- Stored data:
[start]

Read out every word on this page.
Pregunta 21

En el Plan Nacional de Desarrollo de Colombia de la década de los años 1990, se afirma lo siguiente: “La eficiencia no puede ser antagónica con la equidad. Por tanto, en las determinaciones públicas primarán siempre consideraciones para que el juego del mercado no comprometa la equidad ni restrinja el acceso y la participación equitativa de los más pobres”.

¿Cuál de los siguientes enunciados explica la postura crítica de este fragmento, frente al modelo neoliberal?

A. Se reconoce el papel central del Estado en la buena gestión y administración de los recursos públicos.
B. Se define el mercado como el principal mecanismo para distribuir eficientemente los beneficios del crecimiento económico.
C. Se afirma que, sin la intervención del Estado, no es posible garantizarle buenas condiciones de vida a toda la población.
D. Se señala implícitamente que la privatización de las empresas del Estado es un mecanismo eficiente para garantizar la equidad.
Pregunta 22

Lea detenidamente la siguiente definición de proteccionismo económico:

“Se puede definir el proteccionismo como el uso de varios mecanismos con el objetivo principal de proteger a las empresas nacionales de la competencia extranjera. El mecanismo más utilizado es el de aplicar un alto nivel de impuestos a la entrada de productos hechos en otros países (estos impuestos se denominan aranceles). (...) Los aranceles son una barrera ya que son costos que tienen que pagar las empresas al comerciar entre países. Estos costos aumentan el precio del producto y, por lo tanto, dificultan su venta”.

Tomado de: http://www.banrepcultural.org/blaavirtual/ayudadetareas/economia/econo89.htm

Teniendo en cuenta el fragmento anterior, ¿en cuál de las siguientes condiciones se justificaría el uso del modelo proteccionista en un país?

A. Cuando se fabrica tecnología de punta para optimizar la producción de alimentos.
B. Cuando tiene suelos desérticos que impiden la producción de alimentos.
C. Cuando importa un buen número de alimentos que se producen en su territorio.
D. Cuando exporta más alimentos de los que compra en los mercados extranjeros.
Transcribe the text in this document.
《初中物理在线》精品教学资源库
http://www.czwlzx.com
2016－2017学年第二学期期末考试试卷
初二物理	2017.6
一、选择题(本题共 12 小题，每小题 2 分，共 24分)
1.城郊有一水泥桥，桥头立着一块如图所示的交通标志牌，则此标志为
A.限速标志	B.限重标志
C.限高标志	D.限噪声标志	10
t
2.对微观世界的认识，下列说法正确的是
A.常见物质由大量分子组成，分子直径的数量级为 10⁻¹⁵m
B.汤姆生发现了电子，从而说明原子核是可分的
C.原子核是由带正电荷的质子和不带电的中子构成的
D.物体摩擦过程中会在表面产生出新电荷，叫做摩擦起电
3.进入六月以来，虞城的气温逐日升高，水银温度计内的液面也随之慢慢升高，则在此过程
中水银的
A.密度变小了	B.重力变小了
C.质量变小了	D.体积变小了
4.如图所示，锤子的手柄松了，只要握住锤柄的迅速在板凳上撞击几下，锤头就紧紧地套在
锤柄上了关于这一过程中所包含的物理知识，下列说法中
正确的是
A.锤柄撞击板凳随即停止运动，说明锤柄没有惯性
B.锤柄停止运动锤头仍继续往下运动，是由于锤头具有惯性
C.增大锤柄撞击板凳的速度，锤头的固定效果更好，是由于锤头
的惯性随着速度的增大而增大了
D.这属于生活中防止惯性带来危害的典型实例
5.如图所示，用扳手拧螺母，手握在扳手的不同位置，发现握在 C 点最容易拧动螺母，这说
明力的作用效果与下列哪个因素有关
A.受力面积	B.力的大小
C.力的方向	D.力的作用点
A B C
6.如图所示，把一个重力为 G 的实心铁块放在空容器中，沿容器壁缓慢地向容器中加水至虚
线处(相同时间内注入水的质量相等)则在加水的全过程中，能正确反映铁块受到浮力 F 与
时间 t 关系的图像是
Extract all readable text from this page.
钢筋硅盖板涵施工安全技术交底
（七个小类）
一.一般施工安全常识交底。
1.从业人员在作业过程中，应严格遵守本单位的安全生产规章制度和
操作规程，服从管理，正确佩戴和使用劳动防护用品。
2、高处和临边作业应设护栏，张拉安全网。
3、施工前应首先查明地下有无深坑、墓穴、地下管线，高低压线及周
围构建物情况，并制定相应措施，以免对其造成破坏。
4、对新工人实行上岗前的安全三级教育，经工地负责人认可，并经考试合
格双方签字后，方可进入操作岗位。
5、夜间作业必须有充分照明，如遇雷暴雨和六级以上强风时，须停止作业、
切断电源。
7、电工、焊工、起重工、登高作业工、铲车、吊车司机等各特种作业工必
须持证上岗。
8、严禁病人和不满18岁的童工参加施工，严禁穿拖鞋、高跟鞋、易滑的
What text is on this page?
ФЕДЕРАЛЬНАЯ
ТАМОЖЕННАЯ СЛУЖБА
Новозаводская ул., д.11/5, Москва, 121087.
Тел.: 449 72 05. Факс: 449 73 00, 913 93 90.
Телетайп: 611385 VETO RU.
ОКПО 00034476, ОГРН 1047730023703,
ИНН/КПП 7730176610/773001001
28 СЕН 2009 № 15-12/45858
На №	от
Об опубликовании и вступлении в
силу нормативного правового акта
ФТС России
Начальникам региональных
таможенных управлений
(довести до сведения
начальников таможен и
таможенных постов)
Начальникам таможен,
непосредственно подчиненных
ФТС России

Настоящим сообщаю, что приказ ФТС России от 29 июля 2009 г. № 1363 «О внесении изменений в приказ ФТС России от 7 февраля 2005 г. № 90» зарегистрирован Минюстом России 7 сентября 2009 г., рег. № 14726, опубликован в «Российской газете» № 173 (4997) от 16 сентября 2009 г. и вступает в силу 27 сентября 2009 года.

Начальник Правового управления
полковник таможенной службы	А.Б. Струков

[end]

- Description of the task: Scan the material and collect every line that contains "siguientes".

- Full answer:
¿Cuál de los siguientes enunciados explica la postura crítica de este fragmento, frente al modelo neoliberal?
Teniendo en cuenta el fragmento anterior, ¿en cuál de las siguientes condiciones se justificaría el uso del modelo proteccionista en un país?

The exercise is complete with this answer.